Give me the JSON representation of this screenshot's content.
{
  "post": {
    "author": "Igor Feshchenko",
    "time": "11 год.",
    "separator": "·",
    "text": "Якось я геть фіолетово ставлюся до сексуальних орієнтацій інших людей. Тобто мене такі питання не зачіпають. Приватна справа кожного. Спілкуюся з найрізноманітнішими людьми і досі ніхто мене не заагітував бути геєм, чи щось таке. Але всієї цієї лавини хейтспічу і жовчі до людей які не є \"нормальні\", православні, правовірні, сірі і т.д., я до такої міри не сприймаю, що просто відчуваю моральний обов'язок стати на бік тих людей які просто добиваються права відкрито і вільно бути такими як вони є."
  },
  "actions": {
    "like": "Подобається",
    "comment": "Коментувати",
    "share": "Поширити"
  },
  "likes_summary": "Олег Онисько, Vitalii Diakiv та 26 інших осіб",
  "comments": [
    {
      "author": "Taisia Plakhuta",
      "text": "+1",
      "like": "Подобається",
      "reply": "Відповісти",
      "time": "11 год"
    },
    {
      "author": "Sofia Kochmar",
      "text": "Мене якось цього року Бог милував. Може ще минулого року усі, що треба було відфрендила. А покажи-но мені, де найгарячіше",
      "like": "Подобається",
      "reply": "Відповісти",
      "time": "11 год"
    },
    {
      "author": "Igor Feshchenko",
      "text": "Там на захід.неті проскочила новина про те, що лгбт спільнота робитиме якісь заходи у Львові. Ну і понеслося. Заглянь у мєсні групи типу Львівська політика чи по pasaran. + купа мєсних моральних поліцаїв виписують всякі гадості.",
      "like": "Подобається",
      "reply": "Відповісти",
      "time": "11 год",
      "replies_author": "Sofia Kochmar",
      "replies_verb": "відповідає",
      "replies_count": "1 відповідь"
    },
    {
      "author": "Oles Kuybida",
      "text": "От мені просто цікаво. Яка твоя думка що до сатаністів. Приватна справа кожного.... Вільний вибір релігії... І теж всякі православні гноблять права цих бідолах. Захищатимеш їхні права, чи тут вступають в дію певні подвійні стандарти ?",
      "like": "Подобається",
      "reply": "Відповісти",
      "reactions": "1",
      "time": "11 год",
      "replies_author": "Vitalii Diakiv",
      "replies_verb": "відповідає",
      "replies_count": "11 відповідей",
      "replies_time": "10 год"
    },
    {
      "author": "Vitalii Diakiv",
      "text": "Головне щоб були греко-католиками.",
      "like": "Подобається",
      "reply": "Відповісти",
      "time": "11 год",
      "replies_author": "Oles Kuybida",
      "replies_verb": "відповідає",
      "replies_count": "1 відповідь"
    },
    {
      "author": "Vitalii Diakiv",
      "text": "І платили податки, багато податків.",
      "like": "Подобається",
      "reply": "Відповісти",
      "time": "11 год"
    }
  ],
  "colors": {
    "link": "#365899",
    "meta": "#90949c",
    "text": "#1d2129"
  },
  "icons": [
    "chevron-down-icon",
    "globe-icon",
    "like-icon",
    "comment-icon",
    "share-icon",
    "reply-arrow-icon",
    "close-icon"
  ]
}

TASK GOAL: Show the lines where the word "православні" appears in the entries.

WRITTEN REPLY:
    "text": "Якось я геть фіолетово ставлюся до сексуальних орієнтацій інших людей. Тобто мене такі питання не зачіпають. Приватна справа кожного. Спілкуюся з найрізноманітнішими людьми і досі ніхто мене не заагітував бути геєм, чи щось таке. Але всієї цієї лавини хейтспічу і жовчі до людей які не є \"нормальні\", православні, правовірні, сірі і т.д., я до такої міри не сприймаю, що просто відчуваю моральний обов'язок стати на бік тих людей які просто добиваються права відкрито і вільно бути такими як вони є."
      "text": "От мені просто цікаво. Яка твоя думка що до сатаністів. Приватна справа кожного.... Вільний вибір релігії... І теж всякі православні гноблять права цих бідолах. Захищатимеш їхні права, чи тут вступають в дію певні подвійні стандарти ?",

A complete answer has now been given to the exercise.